Give back exactly the lines that run from the line containing "Transcribe the text in this document." through the end of the listing below. Leave out every other line.

::: RECORDED INFORMATION

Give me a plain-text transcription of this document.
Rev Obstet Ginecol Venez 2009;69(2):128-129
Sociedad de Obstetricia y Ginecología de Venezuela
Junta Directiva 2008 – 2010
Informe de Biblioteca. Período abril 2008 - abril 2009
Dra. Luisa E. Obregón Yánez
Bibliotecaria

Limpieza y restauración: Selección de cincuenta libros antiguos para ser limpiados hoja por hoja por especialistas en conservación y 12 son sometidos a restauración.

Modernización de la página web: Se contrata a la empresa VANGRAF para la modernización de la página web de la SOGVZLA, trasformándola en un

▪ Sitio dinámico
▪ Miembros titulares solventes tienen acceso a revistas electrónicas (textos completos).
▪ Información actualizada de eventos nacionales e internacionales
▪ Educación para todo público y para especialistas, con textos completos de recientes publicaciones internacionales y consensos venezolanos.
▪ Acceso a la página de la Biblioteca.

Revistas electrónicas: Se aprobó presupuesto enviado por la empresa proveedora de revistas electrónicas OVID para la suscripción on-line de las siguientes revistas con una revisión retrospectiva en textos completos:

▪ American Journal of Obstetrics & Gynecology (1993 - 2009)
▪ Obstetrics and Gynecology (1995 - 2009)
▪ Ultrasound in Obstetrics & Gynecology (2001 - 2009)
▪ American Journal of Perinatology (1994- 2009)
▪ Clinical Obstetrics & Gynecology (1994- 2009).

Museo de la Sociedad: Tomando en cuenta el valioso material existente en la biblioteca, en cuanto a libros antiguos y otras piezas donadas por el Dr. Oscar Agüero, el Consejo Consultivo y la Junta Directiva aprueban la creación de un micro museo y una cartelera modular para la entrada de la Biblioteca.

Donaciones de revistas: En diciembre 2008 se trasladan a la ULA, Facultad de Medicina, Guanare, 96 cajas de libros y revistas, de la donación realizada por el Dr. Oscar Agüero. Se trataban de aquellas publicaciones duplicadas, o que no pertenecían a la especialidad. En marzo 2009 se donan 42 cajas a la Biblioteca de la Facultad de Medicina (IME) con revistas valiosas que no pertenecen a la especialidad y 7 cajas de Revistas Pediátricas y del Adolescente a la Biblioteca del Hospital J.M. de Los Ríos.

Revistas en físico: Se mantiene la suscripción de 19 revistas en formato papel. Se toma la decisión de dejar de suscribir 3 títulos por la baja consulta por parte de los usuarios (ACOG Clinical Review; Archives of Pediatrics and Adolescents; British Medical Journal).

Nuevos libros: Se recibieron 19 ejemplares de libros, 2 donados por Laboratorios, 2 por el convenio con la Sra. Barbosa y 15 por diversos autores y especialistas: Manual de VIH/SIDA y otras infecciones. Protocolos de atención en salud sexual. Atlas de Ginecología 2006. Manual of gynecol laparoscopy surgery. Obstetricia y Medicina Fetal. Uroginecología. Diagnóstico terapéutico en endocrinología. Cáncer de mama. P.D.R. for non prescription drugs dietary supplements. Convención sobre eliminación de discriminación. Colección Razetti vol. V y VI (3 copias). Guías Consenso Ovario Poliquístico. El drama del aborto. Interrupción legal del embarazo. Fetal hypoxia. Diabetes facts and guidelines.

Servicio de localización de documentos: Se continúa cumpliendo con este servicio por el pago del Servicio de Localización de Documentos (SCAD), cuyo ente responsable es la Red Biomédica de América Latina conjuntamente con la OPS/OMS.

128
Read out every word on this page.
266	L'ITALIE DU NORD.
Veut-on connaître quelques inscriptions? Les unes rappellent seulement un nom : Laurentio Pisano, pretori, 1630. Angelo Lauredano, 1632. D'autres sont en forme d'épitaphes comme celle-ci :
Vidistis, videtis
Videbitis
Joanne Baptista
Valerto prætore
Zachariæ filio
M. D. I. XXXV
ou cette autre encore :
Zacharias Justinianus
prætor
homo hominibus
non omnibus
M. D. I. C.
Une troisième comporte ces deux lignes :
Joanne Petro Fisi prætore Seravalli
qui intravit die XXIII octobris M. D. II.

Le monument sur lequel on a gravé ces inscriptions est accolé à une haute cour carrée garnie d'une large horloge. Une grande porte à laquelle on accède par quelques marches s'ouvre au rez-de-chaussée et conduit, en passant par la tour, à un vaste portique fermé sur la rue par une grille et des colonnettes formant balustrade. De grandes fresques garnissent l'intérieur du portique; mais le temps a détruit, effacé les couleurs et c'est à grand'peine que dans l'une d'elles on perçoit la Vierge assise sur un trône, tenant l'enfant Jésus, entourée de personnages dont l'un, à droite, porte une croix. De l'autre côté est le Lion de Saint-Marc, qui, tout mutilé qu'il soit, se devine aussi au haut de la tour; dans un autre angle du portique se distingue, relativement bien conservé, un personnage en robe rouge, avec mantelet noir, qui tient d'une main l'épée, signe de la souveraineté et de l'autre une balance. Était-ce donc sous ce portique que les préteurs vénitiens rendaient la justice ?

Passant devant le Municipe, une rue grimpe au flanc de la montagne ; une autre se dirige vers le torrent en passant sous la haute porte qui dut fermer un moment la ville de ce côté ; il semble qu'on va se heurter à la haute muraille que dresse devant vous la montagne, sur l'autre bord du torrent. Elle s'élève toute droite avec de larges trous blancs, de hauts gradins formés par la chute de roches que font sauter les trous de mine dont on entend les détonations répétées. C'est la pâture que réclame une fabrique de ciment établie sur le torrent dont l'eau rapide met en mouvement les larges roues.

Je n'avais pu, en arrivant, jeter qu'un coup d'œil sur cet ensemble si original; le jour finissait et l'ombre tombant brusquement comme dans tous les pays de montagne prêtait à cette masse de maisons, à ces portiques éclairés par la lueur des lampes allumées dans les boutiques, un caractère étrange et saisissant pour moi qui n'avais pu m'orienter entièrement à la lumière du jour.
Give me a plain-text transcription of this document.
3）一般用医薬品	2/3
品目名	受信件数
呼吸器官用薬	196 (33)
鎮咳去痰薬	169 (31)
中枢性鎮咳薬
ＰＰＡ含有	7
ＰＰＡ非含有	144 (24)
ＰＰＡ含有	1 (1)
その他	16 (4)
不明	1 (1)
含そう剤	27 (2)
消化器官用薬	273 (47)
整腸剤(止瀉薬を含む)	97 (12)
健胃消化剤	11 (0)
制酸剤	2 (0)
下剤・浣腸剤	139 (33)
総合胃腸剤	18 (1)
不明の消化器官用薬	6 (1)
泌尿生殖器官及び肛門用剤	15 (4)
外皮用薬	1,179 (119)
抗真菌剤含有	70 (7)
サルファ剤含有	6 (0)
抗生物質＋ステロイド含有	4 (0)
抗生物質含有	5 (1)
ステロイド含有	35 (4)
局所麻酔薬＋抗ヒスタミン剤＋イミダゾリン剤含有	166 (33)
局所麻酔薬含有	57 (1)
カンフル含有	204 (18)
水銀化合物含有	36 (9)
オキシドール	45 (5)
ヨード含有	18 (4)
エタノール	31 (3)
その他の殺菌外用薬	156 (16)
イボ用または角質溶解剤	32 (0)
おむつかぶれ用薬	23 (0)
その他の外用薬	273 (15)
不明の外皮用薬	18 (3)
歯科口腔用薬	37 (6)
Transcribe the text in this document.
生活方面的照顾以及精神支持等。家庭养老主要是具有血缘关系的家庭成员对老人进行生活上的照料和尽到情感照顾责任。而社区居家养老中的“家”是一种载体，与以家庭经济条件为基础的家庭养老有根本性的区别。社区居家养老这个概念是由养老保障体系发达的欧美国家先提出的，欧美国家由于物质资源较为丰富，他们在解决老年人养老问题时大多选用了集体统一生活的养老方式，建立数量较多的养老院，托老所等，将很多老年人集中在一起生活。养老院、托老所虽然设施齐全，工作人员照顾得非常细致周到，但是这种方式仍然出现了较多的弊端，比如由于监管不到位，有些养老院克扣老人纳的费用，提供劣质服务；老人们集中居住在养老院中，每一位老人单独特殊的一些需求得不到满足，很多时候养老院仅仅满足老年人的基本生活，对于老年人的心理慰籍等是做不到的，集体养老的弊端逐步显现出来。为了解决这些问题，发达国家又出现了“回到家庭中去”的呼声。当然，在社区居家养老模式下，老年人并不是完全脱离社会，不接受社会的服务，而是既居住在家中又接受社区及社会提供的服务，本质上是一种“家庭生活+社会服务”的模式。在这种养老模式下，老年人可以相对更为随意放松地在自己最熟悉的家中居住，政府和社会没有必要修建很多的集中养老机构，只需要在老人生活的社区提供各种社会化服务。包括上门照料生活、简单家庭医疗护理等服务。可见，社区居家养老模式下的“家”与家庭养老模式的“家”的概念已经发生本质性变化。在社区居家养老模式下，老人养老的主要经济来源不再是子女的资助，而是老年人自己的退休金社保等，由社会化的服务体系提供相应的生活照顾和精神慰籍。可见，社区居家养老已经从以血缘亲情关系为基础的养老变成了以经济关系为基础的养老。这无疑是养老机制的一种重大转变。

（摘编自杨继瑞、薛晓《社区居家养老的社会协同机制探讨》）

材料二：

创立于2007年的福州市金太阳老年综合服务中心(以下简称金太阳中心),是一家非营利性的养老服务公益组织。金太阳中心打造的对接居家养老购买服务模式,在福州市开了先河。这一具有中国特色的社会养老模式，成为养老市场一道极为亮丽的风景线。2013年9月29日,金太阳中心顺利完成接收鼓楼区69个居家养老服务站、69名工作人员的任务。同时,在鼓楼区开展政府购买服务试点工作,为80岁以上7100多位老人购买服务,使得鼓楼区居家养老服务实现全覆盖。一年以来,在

::::::

» FINISHED TASK:
Transcribe the text in this document.
生活方面的照顾以及精神支持等。家庭养老主要是具有血缘关系的家庭成员对老人进行生活上的照料和尽到情感照顾责任。而社区居家养老中的“家”是一种载体，与以家庭经济条件为基础的家庭养老有根本性的区别。社区居家养老这个概念是由养老保障体系发达的欧美国家先提出的，欧美国家由于物质资源较为丰富，他们在解决老年人养老问题时大多选用了集体统一生活的养老方式，建立数量较多的养老院，托老所等，将很多老年人集中在一起生活。养老院、托老所虽然设施齐全，工作人员照顾得非常细致周到，但是这种方式仍然出现了较多的弊端，比如由于监管不到位，有些养老院克扣老人纳的费用，提供劣质服务；老人们集中居住在养老院中，每一位老人单独特殊的一些需求得不到满足，很多时候养老院仅仅满足老年人的基本生活，对于老年人的心理慰籍等是做不到的，集体养老的弊端逐步显现出来。为了解决这些问题，发达国家又出现了“回到家庭中去”的呼声。当然，在社区居家养老模式下，老年人并不是完全脱离社会，不接受社会的服务，而是既居住在家中又接受社区及社会提供的服务，本质上是一种“家庭生活+社会服务”的模式。在这种养老模式下，老年人可以相对更为随意放松地在自己最熟悉的家中居住，政府和社会没有必要修建很多的集中养老机构，只需要在老人生活的社区提供各种社会化服务。包括上门照料生活、简单家庭医疗护理等服务。可见，社区居家养老模式下的“家”与家庭养老模式的“家”的概念已经发生本质性变化。在社区居家养老模式下，老人养老的主要经济来源不再是子女的资助，而是老年人自己的退休金社保等，由社会化的服务体系提供相应的生活照顾和精神慰籍。可见，社区居家养老已经从以血缘亲情关系为基础的养老变成了以经济关系为基础的养老。这无疑是养老机制的一种重大转变。

（摘编自杨继瑞、薛晓《社区居家养老的社会协同机制探讨》）

材料二：

创立于2007年的福州市金太阳老年综合服务中心(以下简称金太阳中心),是一家非营利性的养老服务公益组织。金太阳中心打造的对接居家养老购买服务模式,在福州市开了先河。这一具有中国特色的社会养老模式，成为养老市场一道极为亮丽的风景线。2013年9月29日,金太阳中心顺利完成接收鼓楼区69个居家养老服务站、69名工作人员的任务。同时,在鼓楼区开展政府购买服务试点工作,为80岁以上7100多位老人购买服务,使得鼓楼区居家养老服务实现全覆盖。一年以来,在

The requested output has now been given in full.